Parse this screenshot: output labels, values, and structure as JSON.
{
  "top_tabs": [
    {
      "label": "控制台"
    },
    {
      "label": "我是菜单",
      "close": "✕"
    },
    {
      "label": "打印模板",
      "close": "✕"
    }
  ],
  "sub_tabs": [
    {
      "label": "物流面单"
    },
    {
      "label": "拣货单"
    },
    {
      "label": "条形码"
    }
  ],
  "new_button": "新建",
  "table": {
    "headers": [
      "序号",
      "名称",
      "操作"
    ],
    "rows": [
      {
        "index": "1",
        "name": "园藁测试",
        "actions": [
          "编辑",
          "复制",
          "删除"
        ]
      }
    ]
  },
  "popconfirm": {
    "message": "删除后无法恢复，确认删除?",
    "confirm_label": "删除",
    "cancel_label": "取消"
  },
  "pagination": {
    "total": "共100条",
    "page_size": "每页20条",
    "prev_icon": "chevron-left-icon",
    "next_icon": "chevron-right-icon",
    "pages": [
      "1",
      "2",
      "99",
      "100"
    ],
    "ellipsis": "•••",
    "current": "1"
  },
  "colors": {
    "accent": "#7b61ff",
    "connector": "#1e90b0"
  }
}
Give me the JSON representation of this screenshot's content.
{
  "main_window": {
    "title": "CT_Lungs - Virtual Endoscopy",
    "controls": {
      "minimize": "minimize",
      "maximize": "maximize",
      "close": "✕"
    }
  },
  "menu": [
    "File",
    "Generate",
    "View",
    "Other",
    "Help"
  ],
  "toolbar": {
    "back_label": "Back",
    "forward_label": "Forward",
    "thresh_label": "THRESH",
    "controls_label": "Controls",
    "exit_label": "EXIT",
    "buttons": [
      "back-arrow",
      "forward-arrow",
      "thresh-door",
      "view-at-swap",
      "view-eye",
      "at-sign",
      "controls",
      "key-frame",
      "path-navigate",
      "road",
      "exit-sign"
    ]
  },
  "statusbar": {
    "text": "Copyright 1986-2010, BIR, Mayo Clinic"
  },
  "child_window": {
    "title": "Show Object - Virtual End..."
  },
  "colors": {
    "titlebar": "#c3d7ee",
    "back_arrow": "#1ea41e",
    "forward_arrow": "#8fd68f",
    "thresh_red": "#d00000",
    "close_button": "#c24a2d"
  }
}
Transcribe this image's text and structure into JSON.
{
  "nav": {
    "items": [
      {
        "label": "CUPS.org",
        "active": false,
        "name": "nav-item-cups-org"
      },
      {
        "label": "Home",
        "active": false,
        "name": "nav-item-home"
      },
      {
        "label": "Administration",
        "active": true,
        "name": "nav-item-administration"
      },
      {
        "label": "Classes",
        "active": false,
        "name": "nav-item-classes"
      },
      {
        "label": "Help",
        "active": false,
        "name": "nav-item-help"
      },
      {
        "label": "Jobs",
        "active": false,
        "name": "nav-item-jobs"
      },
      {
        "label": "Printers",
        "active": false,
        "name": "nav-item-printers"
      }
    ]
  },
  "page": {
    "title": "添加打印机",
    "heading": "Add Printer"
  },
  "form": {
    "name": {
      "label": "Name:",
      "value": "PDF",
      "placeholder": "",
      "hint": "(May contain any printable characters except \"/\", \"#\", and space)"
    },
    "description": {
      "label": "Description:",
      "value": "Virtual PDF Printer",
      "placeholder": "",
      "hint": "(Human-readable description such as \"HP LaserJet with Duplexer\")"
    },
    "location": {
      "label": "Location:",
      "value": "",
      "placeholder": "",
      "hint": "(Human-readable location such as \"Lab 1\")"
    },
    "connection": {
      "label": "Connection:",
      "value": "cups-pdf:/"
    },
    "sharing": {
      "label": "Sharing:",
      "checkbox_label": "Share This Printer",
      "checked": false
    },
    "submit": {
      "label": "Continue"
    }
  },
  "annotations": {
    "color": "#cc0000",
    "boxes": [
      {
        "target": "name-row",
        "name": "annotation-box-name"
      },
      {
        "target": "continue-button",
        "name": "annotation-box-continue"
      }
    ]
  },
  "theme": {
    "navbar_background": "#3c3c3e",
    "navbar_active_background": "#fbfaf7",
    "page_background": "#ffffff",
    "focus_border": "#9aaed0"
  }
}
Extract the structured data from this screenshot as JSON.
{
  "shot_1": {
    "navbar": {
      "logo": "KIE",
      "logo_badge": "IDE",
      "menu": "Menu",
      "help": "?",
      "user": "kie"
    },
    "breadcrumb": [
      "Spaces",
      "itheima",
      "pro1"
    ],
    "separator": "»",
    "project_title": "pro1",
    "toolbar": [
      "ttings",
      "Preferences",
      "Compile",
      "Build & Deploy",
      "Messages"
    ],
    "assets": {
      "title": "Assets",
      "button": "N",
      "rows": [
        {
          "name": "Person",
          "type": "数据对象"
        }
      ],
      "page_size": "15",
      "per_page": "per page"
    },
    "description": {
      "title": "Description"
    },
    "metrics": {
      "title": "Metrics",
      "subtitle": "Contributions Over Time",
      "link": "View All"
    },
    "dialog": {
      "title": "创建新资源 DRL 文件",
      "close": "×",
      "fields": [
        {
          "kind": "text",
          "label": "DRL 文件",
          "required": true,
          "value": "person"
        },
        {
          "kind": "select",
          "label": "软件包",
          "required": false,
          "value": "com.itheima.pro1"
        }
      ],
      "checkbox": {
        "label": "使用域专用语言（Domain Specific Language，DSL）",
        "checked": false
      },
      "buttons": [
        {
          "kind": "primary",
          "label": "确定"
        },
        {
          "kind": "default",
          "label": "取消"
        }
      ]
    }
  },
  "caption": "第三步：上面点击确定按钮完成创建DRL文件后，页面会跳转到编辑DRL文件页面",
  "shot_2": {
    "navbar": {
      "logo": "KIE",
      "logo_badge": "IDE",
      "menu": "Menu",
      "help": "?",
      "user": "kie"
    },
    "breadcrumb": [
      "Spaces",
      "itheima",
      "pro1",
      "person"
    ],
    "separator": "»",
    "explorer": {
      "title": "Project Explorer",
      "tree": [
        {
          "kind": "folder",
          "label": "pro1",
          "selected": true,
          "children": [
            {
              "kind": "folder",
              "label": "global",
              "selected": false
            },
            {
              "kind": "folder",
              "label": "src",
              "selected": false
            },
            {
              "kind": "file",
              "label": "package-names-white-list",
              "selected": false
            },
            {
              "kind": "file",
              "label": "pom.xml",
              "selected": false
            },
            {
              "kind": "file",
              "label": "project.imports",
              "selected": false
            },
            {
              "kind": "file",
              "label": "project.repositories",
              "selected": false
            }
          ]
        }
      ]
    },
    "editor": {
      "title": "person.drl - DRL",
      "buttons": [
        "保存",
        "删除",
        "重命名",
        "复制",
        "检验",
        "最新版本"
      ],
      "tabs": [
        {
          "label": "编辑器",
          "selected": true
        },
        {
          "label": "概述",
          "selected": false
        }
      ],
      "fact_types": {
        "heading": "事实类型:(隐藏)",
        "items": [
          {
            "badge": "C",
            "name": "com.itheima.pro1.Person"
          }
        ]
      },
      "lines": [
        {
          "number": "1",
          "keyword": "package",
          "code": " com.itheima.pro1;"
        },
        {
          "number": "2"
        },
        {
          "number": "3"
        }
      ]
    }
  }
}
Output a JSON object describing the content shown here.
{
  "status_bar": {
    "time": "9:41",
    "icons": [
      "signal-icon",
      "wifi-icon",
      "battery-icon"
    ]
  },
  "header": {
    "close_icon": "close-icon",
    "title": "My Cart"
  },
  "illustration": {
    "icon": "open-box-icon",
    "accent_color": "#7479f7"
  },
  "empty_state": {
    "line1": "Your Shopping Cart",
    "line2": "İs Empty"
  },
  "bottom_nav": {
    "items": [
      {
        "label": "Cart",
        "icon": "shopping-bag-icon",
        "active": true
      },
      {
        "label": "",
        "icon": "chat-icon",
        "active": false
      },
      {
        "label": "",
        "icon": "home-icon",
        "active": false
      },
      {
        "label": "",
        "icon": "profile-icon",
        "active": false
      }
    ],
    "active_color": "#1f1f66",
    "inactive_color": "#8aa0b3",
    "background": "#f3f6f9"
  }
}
========================================================================
Task directions: Review the material and copy each line in which the word "hint" appears.

Reply:
      "hint": "(May contain any printable characters except \"/\", \"#\", and space)"
      "hint": "(Human-readable description such as \"HP LaserJet with Duplexer\")"
      "hint": "(Human-readable location such as \"Lab 1\")"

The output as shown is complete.